==== Data shown

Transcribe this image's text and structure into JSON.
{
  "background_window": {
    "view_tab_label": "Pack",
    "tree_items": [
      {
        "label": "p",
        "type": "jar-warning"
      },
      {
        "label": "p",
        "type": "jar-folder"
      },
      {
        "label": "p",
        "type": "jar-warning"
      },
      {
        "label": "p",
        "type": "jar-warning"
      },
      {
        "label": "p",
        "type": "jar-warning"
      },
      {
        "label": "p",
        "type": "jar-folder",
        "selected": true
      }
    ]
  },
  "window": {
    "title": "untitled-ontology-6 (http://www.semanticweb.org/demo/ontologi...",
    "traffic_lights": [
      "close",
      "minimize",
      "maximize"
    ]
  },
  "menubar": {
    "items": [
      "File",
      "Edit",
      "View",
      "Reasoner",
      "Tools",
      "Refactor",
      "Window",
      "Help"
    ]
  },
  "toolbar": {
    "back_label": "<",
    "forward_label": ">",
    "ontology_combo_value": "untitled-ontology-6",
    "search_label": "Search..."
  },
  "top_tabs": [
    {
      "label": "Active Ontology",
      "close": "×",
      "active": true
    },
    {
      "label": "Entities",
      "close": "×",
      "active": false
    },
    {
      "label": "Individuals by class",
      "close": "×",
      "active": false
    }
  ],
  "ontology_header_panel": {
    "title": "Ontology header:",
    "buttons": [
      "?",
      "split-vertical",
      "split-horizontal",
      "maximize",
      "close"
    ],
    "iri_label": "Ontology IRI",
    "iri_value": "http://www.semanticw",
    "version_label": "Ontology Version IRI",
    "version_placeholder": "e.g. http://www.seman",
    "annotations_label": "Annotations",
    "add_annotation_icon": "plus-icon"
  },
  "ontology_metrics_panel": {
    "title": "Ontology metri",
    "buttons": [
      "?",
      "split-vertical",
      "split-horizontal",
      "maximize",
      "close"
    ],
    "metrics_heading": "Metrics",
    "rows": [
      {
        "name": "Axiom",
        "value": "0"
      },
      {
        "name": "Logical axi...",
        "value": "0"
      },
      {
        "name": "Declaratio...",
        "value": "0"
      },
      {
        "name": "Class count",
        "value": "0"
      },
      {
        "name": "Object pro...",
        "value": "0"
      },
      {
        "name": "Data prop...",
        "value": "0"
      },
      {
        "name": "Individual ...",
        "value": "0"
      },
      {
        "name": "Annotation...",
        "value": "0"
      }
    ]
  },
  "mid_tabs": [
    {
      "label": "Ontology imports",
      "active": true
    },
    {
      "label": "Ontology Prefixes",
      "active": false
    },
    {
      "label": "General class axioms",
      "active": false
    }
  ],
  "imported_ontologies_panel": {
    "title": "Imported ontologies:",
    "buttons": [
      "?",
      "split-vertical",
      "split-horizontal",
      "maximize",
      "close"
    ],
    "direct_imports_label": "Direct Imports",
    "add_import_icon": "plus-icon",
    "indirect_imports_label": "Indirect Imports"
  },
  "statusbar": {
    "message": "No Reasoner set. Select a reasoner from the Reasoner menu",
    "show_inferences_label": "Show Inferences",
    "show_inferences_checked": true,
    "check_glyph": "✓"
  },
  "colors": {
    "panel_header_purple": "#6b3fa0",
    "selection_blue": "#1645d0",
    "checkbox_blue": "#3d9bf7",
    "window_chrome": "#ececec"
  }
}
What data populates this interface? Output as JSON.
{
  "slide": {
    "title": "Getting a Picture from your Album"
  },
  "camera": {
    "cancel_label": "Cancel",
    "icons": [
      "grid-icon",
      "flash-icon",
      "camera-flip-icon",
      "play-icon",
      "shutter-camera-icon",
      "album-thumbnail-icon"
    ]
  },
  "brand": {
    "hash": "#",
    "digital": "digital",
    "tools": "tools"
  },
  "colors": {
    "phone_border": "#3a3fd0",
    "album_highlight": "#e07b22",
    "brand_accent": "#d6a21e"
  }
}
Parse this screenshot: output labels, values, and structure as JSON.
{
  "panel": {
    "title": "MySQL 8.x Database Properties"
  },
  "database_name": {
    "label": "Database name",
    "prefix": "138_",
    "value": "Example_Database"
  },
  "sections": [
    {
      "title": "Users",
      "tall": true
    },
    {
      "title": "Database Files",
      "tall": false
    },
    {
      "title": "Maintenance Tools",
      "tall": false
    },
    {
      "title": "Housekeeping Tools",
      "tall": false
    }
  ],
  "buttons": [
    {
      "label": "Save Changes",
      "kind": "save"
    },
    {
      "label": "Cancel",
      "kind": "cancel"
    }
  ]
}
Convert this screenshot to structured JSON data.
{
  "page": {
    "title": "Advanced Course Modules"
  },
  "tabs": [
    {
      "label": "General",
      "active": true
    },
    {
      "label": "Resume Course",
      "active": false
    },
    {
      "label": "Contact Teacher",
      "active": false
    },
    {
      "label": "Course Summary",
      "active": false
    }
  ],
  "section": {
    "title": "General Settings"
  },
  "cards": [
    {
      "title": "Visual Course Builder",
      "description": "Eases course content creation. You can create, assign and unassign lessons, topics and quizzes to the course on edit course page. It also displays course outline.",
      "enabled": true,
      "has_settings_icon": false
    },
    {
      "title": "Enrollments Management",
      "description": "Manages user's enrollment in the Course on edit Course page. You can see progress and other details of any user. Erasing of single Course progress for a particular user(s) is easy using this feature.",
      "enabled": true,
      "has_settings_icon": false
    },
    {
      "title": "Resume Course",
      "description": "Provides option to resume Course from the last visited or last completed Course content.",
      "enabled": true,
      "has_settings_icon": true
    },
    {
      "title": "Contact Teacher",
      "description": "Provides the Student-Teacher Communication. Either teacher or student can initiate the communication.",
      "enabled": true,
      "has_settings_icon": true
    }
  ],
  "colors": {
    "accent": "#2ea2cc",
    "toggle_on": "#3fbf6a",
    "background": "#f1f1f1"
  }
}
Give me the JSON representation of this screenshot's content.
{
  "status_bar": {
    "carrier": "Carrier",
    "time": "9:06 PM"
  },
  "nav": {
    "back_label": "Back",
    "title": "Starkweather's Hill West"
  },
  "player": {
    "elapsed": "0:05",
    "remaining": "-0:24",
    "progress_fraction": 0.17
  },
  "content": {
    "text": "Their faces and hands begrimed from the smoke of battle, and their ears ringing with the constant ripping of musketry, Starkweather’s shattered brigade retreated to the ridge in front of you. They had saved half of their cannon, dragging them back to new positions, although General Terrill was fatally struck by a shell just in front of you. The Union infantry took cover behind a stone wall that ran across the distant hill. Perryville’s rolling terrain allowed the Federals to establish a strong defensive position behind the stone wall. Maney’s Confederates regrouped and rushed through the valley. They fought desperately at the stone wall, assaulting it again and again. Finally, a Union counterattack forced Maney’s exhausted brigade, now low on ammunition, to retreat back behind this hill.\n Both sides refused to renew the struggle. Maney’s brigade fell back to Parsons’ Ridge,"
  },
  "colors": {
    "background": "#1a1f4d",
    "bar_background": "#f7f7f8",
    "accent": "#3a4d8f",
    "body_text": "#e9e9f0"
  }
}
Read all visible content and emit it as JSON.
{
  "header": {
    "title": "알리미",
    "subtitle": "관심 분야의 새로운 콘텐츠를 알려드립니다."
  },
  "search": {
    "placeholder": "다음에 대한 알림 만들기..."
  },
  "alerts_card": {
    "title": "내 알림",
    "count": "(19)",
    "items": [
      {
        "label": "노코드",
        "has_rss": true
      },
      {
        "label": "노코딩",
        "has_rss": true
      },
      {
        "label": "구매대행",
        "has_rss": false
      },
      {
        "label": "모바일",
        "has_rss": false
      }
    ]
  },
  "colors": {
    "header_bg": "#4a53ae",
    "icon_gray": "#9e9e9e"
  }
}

========

== Set problem ==
Transcribe the records above exactly as they appear.

== Result for this task ==
Transcribe this image's text and structure into JSON.
{
  "background_window": {
    "view_tab_label": "Pack",
    "tree_items": [
      {
        "label": "p",
        "type": "jar-warning"
      },
      {
        "label": "p",
        "type": "jar-folder"
      },
      {
        "label": "p",
        "type": "jar-warning"
      },
      {
        "label": "p",
        "type": "jar-warning"
      },
      {
        "label": "p",
        "type": "jar-warning"
      },
      {
        "label": "p",
        "type": "jar-folder",
        "selected": true
      }
    ]
  },
  "window": {
    "title": "untitled-ontology-6 (http://www.semanticweb.org/demo/ontologi...",
    "traffic_lights": [
      "close",
      "minimize",
      "maximize"
    ]
  },
  "menubar": {
    "items": [
      "File",
      "Edit",
      "View",
      "Reasoner",
      "Tools",
      "Refactor",
      "Window",
      "Help"
    ]
  },
  "toolbar": {
    "back_label": "<",
    "forward_label": ">",
    "ontology_combo_value": "untitled-ontology-6",
    "search_label": "Search..."
  },
  "top_tabs": [
    {
      "label": "Active Ontology",
      "close": "×",
      "active": true
    },
    {
      "label": "Entities",
      "close": "×",
      "active": false
    },
    {
      "label": "Individuals by class",
      "close": "×",
      "active": false
    }
  ],
  "ontology_header_panel": {
    "title": "Ontology header:",
    "buttons": [
      "?",
      "split-vertical",
      "split-horizontal",
      "maximize",
      "close"
    ],
    "iri_label": "Ontology IRI",
    "iri_value": "http://www.semanticw",
    "version_label": "Ontology Version IRI",
    "version_placeholder": "e.g. http://www.seman",
    "annotations_label": "Annotations",
    "add_annotation_icon": "plus-icon"
  },
  "ontology_metrics_panel": {
    "title": "Ontology metri",
    "buttons": [
      "?",
      "split-vertical",
      "split-horizontal",
      "maximize",
      "close"
    ],
    "metrics_heading": "Metrics",
    "rows": [
      {
        "name": "Axiom",
        "value": "0"
      },
      {
        "name": "Logical axi...",
        "value": "0"
      },
      {
        "name": "Declaratio...",
        "value": "0"
      },
      {
        "name": "Class count",
        "value": "0"
      },
      {
        "name": "Object pro...",
        "value": "0"
      },
      {
        "name": "Data prop...",
        "value": "0"
      },
      {
        "name": "Individual ...",
        "value": "0"
      },
      {
        "name": "Annotation...",
        "value": "0"
      }
    ]
  },
  "mid_tabs": [
    {
      "label": "Ontology imports",
      "active": true
    },
    {
      "label": "Ontology Prefixes",
      "active": false
    },
    {
      "label": "General class axioms",
      "active": false
    }
  ],
  "imported_ontologies_panel": {
    "title": "Imported ontologies:",
    "buttons": [
      "?",
      "split-vertical",
      "split-horizontal",
      "maximize",
      "close"
    ],
    "direct_imports_label": "Direct Imports",
    "add_import_icon": "plus-icon",
    "indirect_imports_label": "Indirect Imports"
  },
  "statusbar": {
    "message": "No Reasoner set. Select a reasoner from the Reasoner menu",
    "show_inferences_label": "Show Inferences",
    "show_inferences_checked": true,
    "check_glyph": "✓"
  },
  "colors": {
    "panel_header_purple": "#6b3fa0",
    "selection_blue": "#1645d0",
    "checkbox_blue": "#3d9bf7",
    "window_chrome": "#ececec"
  }
}
What data populates this interface? Output as JSON.
{
  "slide": {
    "title": "Getting a Picture from your Album"
  },
  "camera": {
    "cancel_label": "Cancel",
    "icons": [
      "grid-icon",
      "flash-icon",
      "camera-flip-icon",
      "play-icon",
      "shutter-camera-icon",
      "album-thumbnail-icon"
    ]
  },
  "brand": {
    "hash": "#",
    "digital": "digital",
    "tools": "tools"
  },
  "colors": {
    "phone_border": "#3a3fd0",
    "album_highlight": "#e07b22",
    "brand_accent": "#d6a21e"
  }
}
Parse this screenshot: output labels, values, and structure as JSON.
{
  "panel": {
    "title": "MySQL 8.x Database Properties"
  },
  "database_name": {
    "label": "Database name",
    "prefix": "138_",
    "value": "Example_Database"
  },
  "sections": [
    {
      "title": "Users",
      "tall": true
    },
    {
      "title": "Database Files",
      "tall": false
    },
    {
      "title": "Maintenance Tools",
      "tall": false
    },
    {
      "title": "Housekeeping Tools",
      "tall": false
    }
  ],
  "buttons": [
    {
      "label": "Save Changes",
      "kind": "save"
    },
    {
      "label": "Cancel",
      "kind": "cancel"
    }
  ]
}
Convert this screenshot to structured JSON data.
{
  "page": {
    "title": "Advanced Course Modules"
  },
  "tabs": [
    {
      "label": "General",
      "active": true
    },
    {
      "label": "Resume Course",
      "active": false
    },
    {
      "label": "Contact Teacher",
      "active": false
    },
    {
      "label": "Course Summary",
      "active": false
    }
  ],
  "section": {
    "title": "General Settings"
  },
  "cards": [
    {
      "title": "Visual Course Builder",
      "description": "Eases course content creation. You can create, assign and unassign lessons, topics and quizzes to the course on edit course page. It also displays course outline.",
      "enabled": true,
      "has_settings_icon": false
    },
    {
      "title": "Enrollments Management",
      "description": "Manages user's enrollment in the Course on edit Course page. You can see progress and other details of any user. Erasing of single Course progress for a particular user(s) is easy using this feature.",
      "enabled": true,
      "has_settings_icon": false
    },
    {
      "title": "Resume Course",
      "description": "Provides option to resume Course from the last visited or last completed Course content.",
      "enabled": true,
      "has_settings_icon": true
    },
    {
      "title": "Contact Teacher",
      "description": "Provides the Student-Teacher Communication. Either teacher or student can initiate the communication.",
      "enabled": true,
      "has_settings_icon": true
    }
  ],
  "colors": {
    "accent": "#2ea2cc",
    "toggle_on": "#3fbf6a",
    "background": "#f1f1f1"
  }
}
Give me the JSON representation of this screenshot's content.
{
  "status_bar": {
    "carrier": "Carrier",
    "time": "9:06 PM"
  },
  "nav": {
    "back_label": "Back",
    "title": "Starkweather's Hill West"
  },
  "player": {
    "elapsed": "0:05",
    "remaining": "-0:24",
    "progress_fraction": 0.17
  },
  "content": {
    "text": "Their faces and hands begrimed from the smoke of battle, and their ears ringing with the constant ripping of musketry, Starkweather’s shattered brigade retreated to the ridge in front of you. They had saved half of their cannon, dragging them back to new positions, although General Terrill was fatally struck by a shell just in front of you. The Union infantry took cover behind a stone wall that ran across the distant hill. Perryville’s rolling terrain allowed the Federals to establish a strong defensive position behind the stone wall. Maney’s Confederates regrouped and rushed through the valley. They fought desperately at the stone wall, assaulting it again and again. Finally, a Union counterattack forced Maney’s exhausted brigade, now low on ammunition, to retreat back behind this hill.\n Both sides refused to renew the struggle. Maney’s brigade fell back to Parsons’ Ridge,"
  },
  "colors": {
    "background": "#1a1f4d",
    "bar_background": "#f7f7f8",
    "accent": "#3a4d8f",
    "body_text": "#e9e9f0"
  }
}
Read all visible content and emit it as JSON.
{
  "header": {
    "title": "알리미",
    "subtitle": "관심 분야의 새로운 콘텐츠를 알려드립니다."
  },
  "search": {
    "placeholder": "다음에 대한 알림 만들기..."
  },
  "alerts_card": {
    "title": "내 알림",
    "count": "(19)",
    "items": [
      {
        "label": "노코드",
        "has_rss": true
      },
      {
        "label": "노코딩",
        "has_rss": true
      },
      {
        "label": "구매대행",
        "has_rss": false
      },
      {
        "label": "모바일",
        "has_rss": false
      }
    ]
  },
  "colors": {
    "header_bg": "#4a53ae",
    "icon_gray": "#9e9e9e"
  }
}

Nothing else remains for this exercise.